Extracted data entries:
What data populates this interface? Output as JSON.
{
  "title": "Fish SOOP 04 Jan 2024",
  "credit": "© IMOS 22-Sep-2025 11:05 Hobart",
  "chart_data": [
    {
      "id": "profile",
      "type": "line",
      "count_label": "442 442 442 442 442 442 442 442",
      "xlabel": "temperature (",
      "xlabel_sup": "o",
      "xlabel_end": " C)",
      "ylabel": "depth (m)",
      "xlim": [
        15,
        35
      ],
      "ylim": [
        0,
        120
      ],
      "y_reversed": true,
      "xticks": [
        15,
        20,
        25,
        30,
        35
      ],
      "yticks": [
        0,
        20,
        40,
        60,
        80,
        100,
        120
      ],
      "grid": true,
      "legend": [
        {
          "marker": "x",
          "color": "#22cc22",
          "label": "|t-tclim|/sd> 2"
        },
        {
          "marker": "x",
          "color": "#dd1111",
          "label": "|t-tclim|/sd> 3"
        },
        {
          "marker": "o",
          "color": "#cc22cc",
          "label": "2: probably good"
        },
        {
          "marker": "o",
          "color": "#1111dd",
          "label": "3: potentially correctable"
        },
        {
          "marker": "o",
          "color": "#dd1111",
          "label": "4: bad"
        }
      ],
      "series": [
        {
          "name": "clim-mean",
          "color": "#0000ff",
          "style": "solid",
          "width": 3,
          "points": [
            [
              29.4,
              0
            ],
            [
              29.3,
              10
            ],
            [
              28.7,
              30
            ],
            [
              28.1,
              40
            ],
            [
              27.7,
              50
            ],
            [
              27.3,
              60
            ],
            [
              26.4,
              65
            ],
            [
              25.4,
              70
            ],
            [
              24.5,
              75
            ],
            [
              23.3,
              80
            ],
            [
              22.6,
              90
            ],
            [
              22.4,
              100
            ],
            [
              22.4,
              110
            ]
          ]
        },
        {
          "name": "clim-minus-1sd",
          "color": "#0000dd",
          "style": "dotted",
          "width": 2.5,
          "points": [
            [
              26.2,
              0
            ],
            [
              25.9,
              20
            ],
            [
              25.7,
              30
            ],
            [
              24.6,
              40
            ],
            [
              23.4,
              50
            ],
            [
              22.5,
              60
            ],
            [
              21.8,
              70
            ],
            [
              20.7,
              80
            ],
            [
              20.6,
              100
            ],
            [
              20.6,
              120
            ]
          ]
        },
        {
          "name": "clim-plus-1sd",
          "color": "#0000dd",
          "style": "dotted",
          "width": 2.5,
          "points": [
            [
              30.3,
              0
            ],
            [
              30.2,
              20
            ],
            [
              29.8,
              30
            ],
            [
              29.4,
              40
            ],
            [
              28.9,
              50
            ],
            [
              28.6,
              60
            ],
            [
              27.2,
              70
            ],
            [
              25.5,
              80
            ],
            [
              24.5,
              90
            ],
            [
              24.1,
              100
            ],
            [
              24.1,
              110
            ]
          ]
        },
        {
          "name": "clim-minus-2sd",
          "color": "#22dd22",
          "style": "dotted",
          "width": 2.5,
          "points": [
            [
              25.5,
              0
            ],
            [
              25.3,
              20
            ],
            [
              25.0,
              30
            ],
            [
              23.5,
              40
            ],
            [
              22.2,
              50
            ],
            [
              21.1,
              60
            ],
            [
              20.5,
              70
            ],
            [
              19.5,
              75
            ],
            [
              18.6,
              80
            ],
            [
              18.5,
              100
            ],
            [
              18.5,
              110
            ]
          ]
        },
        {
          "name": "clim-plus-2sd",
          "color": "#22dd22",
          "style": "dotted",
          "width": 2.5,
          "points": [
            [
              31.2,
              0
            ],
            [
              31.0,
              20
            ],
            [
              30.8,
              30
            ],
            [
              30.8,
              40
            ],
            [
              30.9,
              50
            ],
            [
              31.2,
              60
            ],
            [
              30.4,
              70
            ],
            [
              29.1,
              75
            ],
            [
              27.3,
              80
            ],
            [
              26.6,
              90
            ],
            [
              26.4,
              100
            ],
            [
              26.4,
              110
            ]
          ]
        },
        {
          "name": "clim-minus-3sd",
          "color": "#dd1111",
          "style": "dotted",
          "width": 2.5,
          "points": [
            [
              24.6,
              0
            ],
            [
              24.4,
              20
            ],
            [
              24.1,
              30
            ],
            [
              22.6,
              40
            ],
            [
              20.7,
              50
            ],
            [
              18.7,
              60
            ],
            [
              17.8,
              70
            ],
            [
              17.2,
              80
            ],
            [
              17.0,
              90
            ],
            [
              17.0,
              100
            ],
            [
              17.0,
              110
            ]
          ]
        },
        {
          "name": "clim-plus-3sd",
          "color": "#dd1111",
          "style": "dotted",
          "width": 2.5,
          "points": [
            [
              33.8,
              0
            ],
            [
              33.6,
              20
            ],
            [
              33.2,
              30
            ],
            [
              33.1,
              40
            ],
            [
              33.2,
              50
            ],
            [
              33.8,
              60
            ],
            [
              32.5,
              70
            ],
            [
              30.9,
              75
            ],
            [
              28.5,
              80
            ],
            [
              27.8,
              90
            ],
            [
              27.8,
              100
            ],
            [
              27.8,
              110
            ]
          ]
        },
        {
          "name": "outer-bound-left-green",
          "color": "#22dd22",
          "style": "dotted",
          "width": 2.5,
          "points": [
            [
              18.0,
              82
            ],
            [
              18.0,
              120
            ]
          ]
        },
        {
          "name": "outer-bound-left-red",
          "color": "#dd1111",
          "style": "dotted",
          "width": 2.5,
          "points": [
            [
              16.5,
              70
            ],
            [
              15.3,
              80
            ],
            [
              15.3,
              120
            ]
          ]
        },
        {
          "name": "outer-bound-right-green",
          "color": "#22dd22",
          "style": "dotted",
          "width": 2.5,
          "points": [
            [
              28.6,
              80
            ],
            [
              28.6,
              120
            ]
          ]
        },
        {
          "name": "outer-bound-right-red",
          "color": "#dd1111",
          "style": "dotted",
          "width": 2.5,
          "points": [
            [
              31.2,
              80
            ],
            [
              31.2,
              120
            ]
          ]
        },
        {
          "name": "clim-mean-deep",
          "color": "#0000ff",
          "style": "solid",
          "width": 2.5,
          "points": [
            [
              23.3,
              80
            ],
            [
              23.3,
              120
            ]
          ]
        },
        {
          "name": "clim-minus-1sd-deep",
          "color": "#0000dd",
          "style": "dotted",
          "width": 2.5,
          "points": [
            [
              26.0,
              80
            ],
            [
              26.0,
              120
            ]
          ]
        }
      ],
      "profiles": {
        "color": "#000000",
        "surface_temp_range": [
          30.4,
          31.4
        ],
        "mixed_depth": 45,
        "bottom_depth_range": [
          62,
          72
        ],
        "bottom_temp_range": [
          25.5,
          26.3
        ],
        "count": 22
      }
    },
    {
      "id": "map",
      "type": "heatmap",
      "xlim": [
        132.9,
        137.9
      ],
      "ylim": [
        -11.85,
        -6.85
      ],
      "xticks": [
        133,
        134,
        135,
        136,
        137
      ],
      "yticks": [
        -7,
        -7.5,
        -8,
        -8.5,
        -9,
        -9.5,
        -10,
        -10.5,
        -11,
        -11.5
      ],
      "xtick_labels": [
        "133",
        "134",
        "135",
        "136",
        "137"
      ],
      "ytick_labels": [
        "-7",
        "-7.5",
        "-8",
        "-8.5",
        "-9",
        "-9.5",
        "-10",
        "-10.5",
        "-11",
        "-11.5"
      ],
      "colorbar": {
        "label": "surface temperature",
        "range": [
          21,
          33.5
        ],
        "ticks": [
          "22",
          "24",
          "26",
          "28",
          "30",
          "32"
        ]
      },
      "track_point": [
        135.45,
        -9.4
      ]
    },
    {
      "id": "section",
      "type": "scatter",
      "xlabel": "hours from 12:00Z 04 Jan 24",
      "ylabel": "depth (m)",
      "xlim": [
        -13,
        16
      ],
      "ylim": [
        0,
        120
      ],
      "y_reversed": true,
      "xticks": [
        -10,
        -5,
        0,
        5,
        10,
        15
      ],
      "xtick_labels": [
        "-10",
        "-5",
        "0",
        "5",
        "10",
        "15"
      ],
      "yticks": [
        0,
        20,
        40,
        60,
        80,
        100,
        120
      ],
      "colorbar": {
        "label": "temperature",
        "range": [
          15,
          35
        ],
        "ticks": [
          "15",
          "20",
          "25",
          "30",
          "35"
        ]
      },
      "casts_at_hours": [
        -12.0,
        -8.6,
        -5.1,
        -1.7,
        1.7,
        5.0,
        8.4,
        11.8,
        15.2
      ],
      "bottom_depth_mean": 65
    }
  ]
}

Given exercise:
Go through the listing above and list every line that has the word "bound".

Result:
          "name": "outer-bound-left-green",
          "name": "outer-bound-left-red",
          "name": "outer-bound-right-green",
          "name": "outer-bound-right-red",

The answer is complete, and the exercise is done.